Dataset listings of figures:

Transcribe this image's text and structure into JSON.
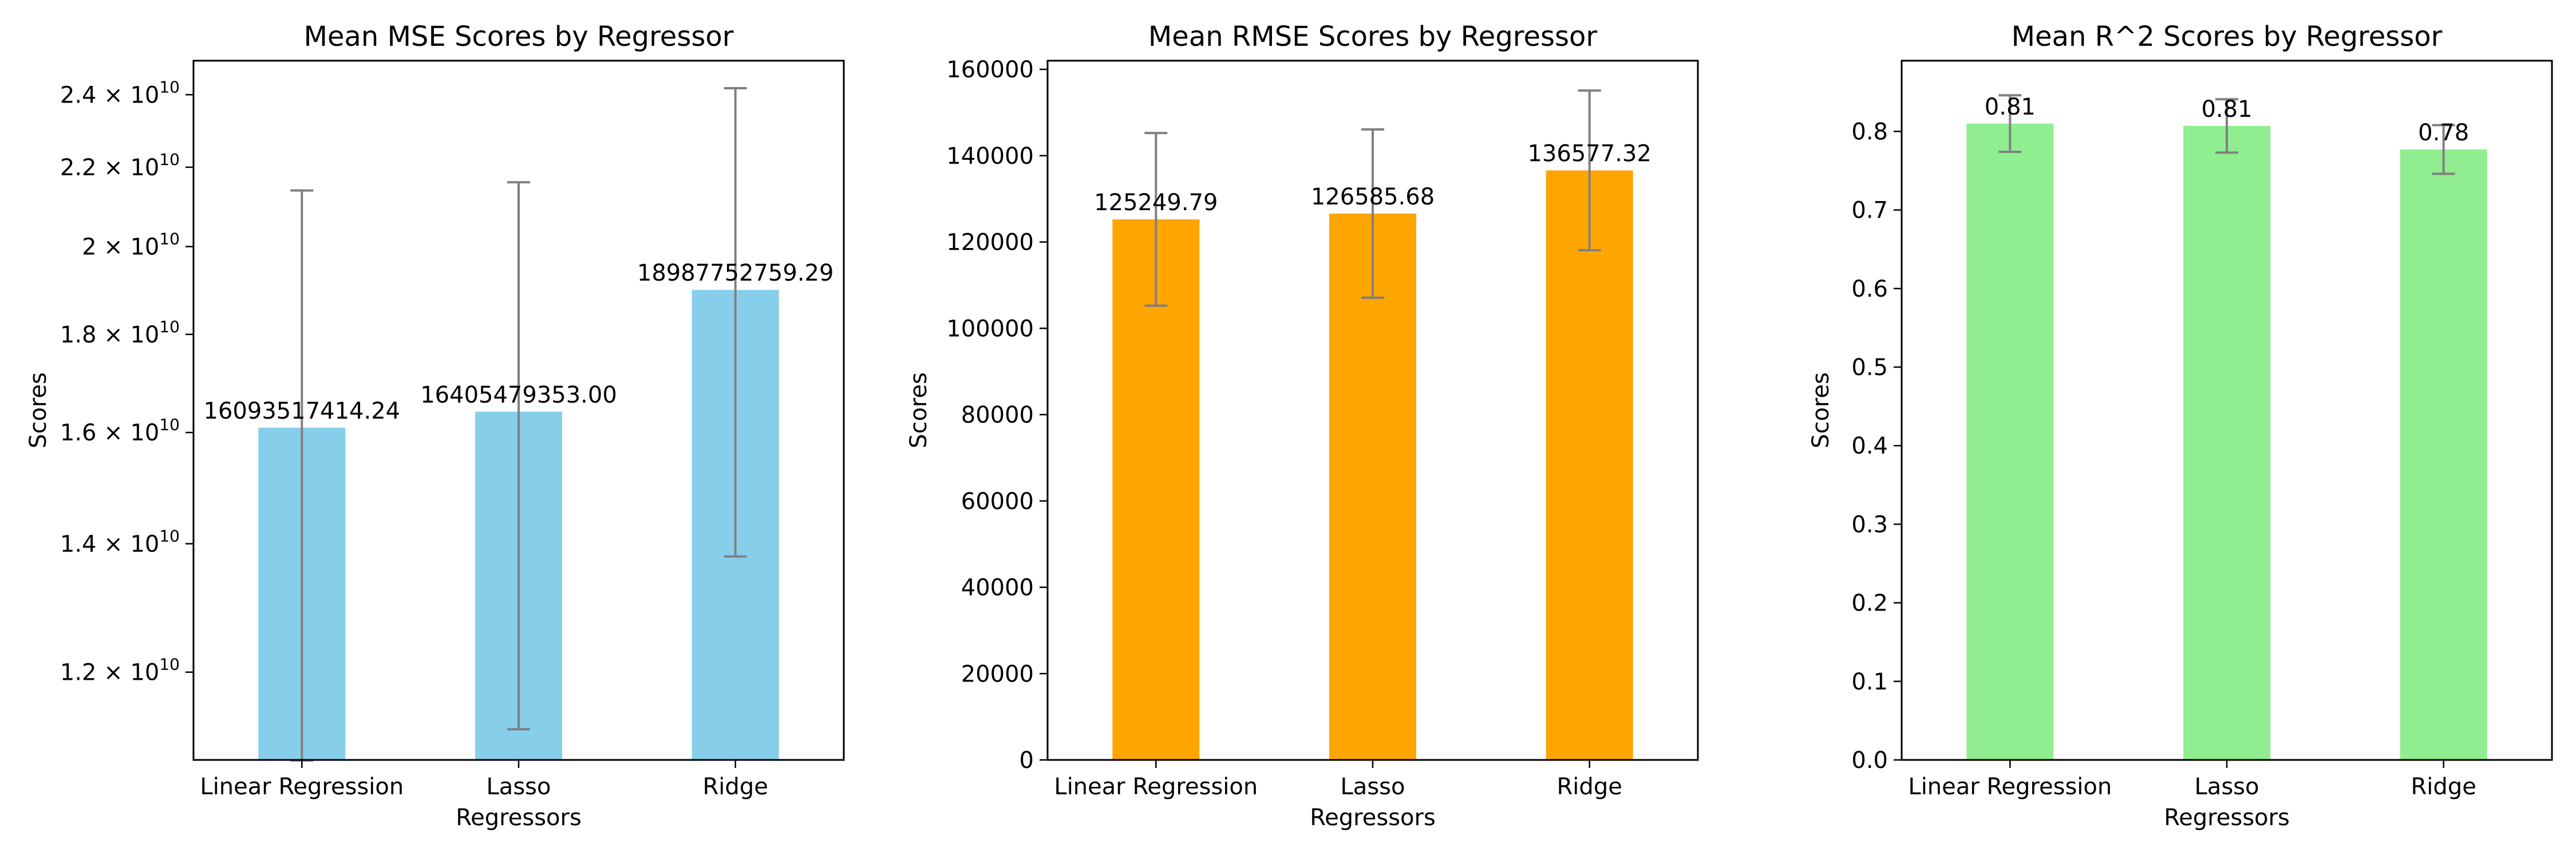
{
  "chart_data": [
    {
      "type": "bar",
      "title": "Mean MSE Scores by Regressor",
      "xlabel": "Regressors",
      "ylabel": "Scores",
      "categories": [
        "Linear Regression",
        "Lasso",
        "Ridge"
      ],
      "values": [
        16093517414.24,
        16405479353.0,
        18987752759.29
      ],
      "error": [
        5300000000,
        5200000000,
        5200000000
      ],
      "data_labels": [
        "16093517414.24",
        "16405479353.00",
        "18987752759.29"
      ],
      "scale": "log",
      "ylim": [
        10800000000,
        25000000000
      ],
      "yticks": [
        {
          "value": 12000000000,
          "mantissa": "1.2",
          "exp": "10"
        },
        {
          "value": 14000000000,
          "mantissa": "1.4",
          "exp": "10"
        },
        {
          "value": 16000000000,
          "mantissa": "1.6",
          "exp": "10"
        },
        {
          "value": 18000000000,
          "mantissa": "1.8",
          "exp": "10"
        },
        {
          "value": 20000000000,
          "mantissa": "2",
          "exp": "10"
        },
        {
          "value": 22000000000,
          "mantissa": "2.2",
          "exp": "10"
        },
        {
          "value": 24000000000,
          "mantissa": "2.4",
          "exp": "10"
        }
      ],
      "tick_base": "10",
      "color": "#87ceeb",
      "error_color": "#808080",
      "grid": false
    },
    {
      "type": "bar",
      "title": "Mean RMSE Scores by Regressor",
      "xlabel": "Regressors",
      "ylabel": "Scores",
      "categories": [
        "Linear Regression",
        "Lasso",
        "Ridge"
      ],
      "values": [
        125249.79,
        126585.68,
        136577.32
      ],
      "error": [
        20000,
        19500,
        18500
      ],
      "data_labels": [
        "125249.79",
        "126585.68",
        "136577.32"
      ],
      "scale": "linear",
      "ylim": [
        0,
        162000
      ],
      "yticks": [
        {
          "value": 0,
          "label": "0"
        },
        {
          "value": 20000,
          "label": "20000"
        },
        {
          "value": 40000,
          "label": "40000"
        },
        {
          "value": 60000,
          "label": "60000"
        },
        {
          "value": 80000,
          "label": "80000"
        },
        {
          "value": 100000,
          "label": "100000"
        },
        {
          "value": 120000,
          "label": "120000"
        },
        {
          "value": 140000,
          "label": "140000"
        },
        {
          "value": 160000,
          "label": "160000"
        }
      ],
      "color": "#ffa500",
      "error_color": "#808080",
      "grid": false
    },
    {
      "type": "bar",
      "title": "Mean R^2 Scores by Regressor",
      "xlabel": "Regressors",
      "ylabel": "Scores",
      "categories": [
        "Linear Regression",
        "Lasso",
        "Ridge"
      ],
      "values": [
        0.81,
        0.807,
        0.777
      ],
      "error": [
        0.036,
        0.034,
        0.031
      ],
      "data_labels": [
        "0.81",
        "0.81",
        "0.78"
      ],
      "scale": "linear",
      "ylim": [
        0,
        0.89
      ],
      "yticks": [
        {
          "value": 0,
          "label": "0.0"
        },
        {
          "value": 0.1,
          "label": "0.1"
        },
        {
          "value": 0.2,
          "label": "0.2"
        },
        {
          "value": 0.3,
          "label": "0.3"
        },
        {
          "value": 0.4,
          "label": "0.4"
        },
        {
          "value": 0.5,
          "label": "0.5"
        },
        {
          "value": 0.6,
          "label": "0.6"
        },
        {
          "value": 0.7,
          "label": "0.7"
        },
        {
          "value": 0.8,
          "label": "0.8"
        }
      ],
      "color": "#90ee90",
      "error_color": "#808080",
      "grid": false
    }
  ]
}
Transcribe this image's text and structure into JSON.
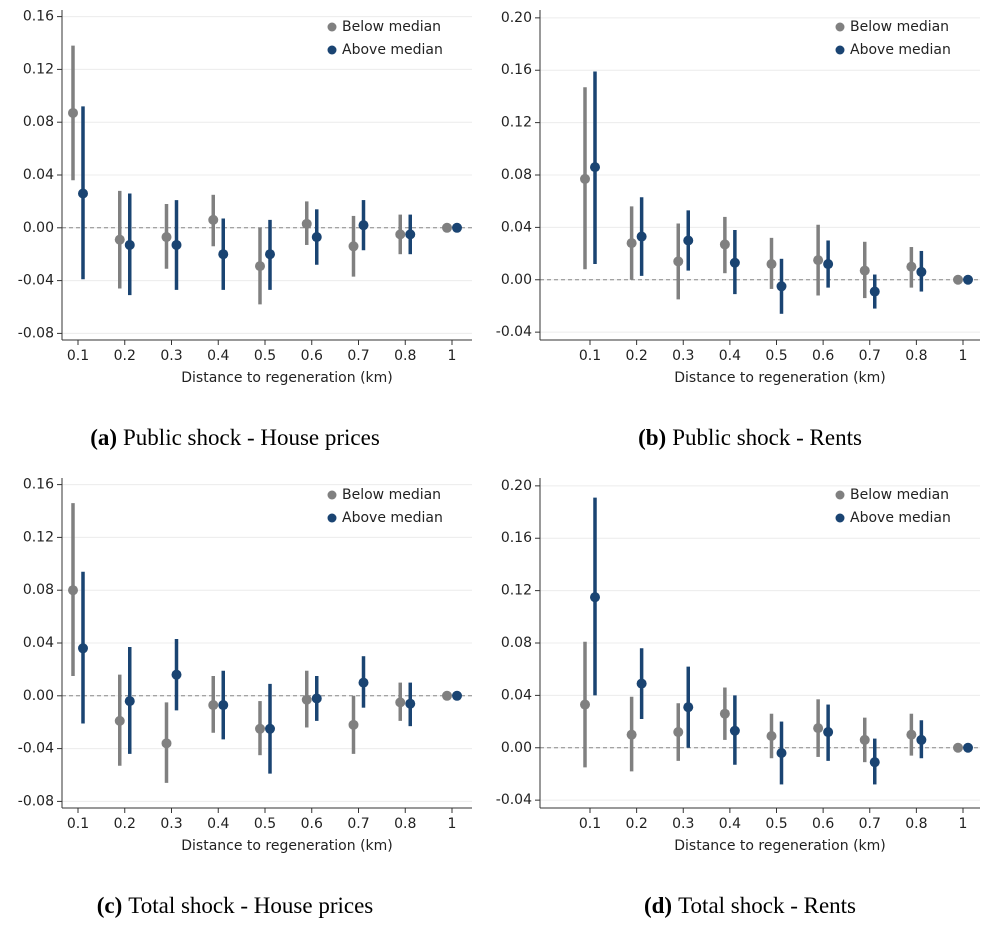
{
  "chart_data": [
    {
      "type": "errorbar",
      "caption_label": "(a)",
      "caption": "Public shock - House prices",
      "xlabel": "Distance to regeneration (km)",
      "categories": [
        "0.1",
        "0.2",
        "0.3",
        "0.4",
        "0.5",
        "0.6",
        "0.7",
        "0.8",
        "1"
      ],
      "ylim": [
        -0.085,
        0.165
      ],
      "yticks": [
        0.16,
        0.12,
        0.08,
        0.04,
        {
          "value": 0,
          "label": "0.00"
        },
        -0.04,
        -0.08
      ],
      "grid": true,
      "reference_line": 0,
      "legend": "upper right",
      "series": [
        {
          "name": "Below median",
          "color": "#808080",
          "values": [
            0.087,
            -0.009,
            -0.007,
            0.006,
            -0.029,
            0.003,
            -0.014,
            -0.005,
            0
          ],
          "lower": [
            0.036,
            -0.046,
            -0.031,
            -0.014,
            -0.058,
            -0.013,
            -0.037,
            -0.02,
            0
          ],
          "upper": [
            0.138,
            0.028,
            0.018,
            0.025,
            0.0,
            0.02,
            0.009,
            0.01,
            0
          ]
        },
        {
          "name": "Above median",
          "color": "#1a4472",
          "values": [
            0.026,
            -0.013,
            -0.013,
            -0.02,
            -0.02,
            -0.007,
            0.002,
            -0.005,
            0
          ],
          "lower": [
            -0.039,
            -0.051,
            -0.047,
            -0.047,
            -0.047,
            -0.028,
            -0.017,
            -0.02,
            0
          ],
          "upper": [
            0.092,
            0.026,
            0.021,
            0.007,
            0.006,
            0.014,
            0.021,
            0.01,
            0
          ]
        }
      ]
    },
    {
      "type": "errorbar",
      "caption_label": "(b)",
      "caption": "Public shock - Rents",
      "xlabel": "Distance to regeneration (km)",
      "categories": [
        "0.1",
        "0.2",
        "0.3",
        "0.4",
        "0.5",
        "0.6",
        "0.7",
        "0.8",
        "1"
      ],
      "ylim": [
        -0.046,
        0.206
      ],
      "yticks": [
        {
          "value": 0.2,
          "label": "0.20"
        },
        0.16,
        0.12,
        0.08,
        0.04,
        {
          "value": 0,
          "label": "0.00"
        },
        -0.04
      ],
      "grid": true,
      "reference_line": 0,
      "legend": "upper right",
      "series": [
        {
          "name": "Below median",
          "color": "#808080",
          "values": [
            0.077,
            0.028,
            0.014,
            0.027,
            0.012,
            0.015,
            0.007,
            0.01,
            0
          ],
          "lower": [
            0.008,
            0.0,
            -0.015,
            0.005,
            -0.007,
            -0.012,
            -0.014,
            -0.006,
            0
          ],
          "upper": [
            0.147,
            0.056,
            0.043,
            0.048,
            0.032,
            0.042,
            0.029,
            0.025,
            0
          ]
        },
        {
          "name": "Above median",
          "color": "#1a4472",
          "values": [
            0.086,
            0.033,
            0.03,
            0.013,
            -0.005,
            0.012,
            -0.009,
            0.006,
            0
          ],
          "lower": [
            0.012,
            0.003,
            0.007,
            -0.011,
            -0.026,
            -0.006,
            -0.022,
            -0.009,
            0
          ],
          "upper": [
            0.159,
            0.063,
            0.053,
            0.038,
            0.016,
            0.03,
            0.004,
            0.022,
            0
          ]
        }
      ]
    },
    {
      "type": "errorbar",
      "caption_label": "(c)",
      "caption": "Total shock - House prices",
      "xlabel": "Distance to regeneration (km)",
      "categories": [
        "0.1",
        "0.2",
        "0.3",
        "0.4",
        "0.5",
        "0.6",
        "0.7",
        "0.8",
        "1"
      ],
      "ylim": [
        -0.085,
        0.165
      ],
      "yticks": [
        0.16,
        0.12,
        0.08,
        0.04,
        {
          "value": 0,
          "label": "0.00"
        },
        -0.04,
        -0.08
      ],
      "grid": true,
      "reference_line": 0,
      "legend": "upper right",
      "series": [
        {
          "name": "Below median",
          "color": "#808080",
          "values": [
            0.08,
            -0.019,
            -0.036,
            -0.007,
            -0.025,
            -0.003,
            -0.022,
            -0.005,
            0
          ],
          "lower": [
            0.015,
            -0.053,
            -0.066,
            -0.028,
            -0.045,
            -0.024,
            -0.044,
            -0.019,
            0
          ],
          "upper": [
            0.146,
            0.016,
            -0.005,
            0.015,
            -0.004,
            0.019,
            0.0,
            0.01,
            0
          ]
        },
        {
          "name": "Above median",
          "color": "#1a4472",
          "values": [
            0.036,
            -0.004,
            0.016,
            -0.007,
            -0.025,
            -0.002,
            0.01,
            -0.006,
            0
          ],
          "lower": [
            -0.021,
            -0.044,
            -0.011,
            -0.033,
            -0.059,
            -0.019,
            -0.009,
            -0.023,
            0
          ],
          "upper": [
            0.094,
            0.037,
            0.043,
            0.019,
            0.009,
            0.015,
            0.03,
            0.01,
            0
          ]
        }
      ]
    },
    {
      "type": "errorbar",
      "caption_label": "(d)",
      "caption": "Total shock - Rents",
      "xlabel": "Distance to regeneration (km)",
      "categories": [
        "0.1",
        "0.2",
        "0.3",
        "0.4",
        "0.5",
        "0.6",
        "0.7",
        "0.8",
        "1"
      ],
      "ylim": [
        -0.046,
        0.206
      ],
      "yticks": [
        {
          "value": 0.2,
          "label": "0.20"
        },
        0.16,
        0.12,
        0.08,
        0.04,
        {
          "value": 0,
          "label": "0.00"
        },
        -0.04
      ],
      "grid": true,
      "reference_line": 0,
      "legend": "upper right",
      "series": [
        {
          "name": "Below median",
          "color": "#808080",
          "values": [
            0.033,
            0.01,
            0.012,
            0.026,
            0.009,
            0.015,
            0.006,
            0.01,
            0
          ],
          "lower": [
            -0.015,
            -0.018,
            -0.01,
            0.006,
            -0.008,
            -0.007,
            -0.011,
            -0.006,
            0
          ],
          "upper": [
            0.081,
            0.039,
            0.034,
            0.046,
            0.026,
            0.037,
            0.023,
            0.026,
            0
          ]
        },
        {
          "name": "Above median",
          "color": "#1a4472",
          "values": [
            0.115,
            0.049,
            0.031,
            0.013,
            -0.004,
            0.012,
            -0.011,
            0.006,
            0
          ],
          "lower": [
            0.04,
            0.022,
            0.0,
            -0.013,
            -0.028,
            -0.01,
            -0.028,
            -0.008,
            0
          ],
          "upper": [
            0.191,
            0.076,
            0.062,
            0.04,
            0.02,
            0.033,
            0.007,
            0.021,
            0
          ]
        }
      ]
    }
  ]
}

_Task_
Pick out and copy the lines of the material that include the word "Public".

_Written response_
      "caption": "Public shock - House prices",
      "caption": "Public shock - Rents",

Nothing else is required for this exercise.